▶ _Task description_:
Extract all lines in the data that contain the word "通过图片信息".

▶ _Stored records_:
:::::
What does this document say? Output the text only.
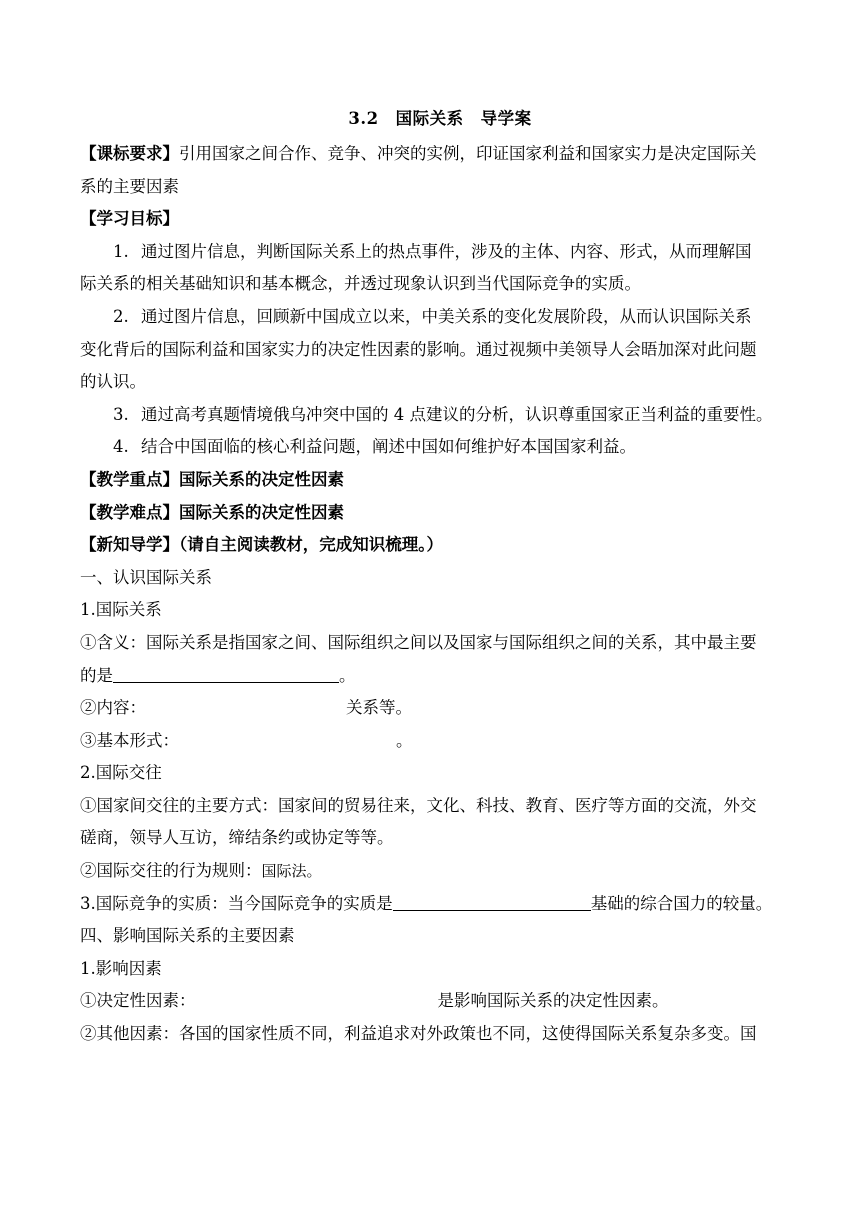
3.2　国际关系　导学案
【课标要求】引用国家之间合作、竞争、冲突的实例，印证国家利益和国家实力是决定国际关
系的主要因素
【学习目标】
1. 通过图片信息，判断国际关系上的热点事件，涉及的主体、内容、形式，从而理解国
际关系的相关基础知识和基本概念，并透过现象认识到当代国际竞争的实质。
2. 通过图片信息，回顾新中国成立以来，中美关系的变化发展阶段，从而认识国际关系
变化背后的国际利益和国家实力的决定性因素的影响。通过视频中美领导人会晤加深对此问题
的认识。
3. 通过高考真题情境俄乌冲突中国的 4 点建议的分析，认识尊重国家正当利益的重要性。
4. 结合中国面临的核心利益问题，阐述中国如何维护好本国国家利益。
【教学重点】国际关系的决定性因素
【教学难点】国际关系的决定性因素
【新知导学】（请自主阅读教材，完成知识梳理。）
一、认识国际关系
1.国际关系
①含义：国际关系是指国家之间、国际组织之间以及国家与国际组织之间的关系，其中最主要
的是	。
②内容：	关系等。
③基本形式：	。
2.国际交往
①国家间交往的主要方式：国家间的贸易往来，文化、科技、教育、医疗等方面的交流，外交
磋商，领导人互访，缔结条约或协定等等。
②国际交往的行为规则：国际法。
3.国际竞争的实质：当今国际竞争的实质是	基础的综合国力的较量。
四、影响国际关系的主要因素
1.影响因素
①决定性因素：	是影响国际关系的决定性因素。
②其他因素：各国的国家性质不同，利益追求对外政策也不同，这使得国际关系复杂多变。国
:::::
▶ _Full answer_:
1. 通过图片信息，判断国际关系上的热点事件，涉及的主体、内容、形式，从而理解国
2. 通过图片信息，回顾新中国成立以来，中美关系的变化发展阶段，从而认识国际关系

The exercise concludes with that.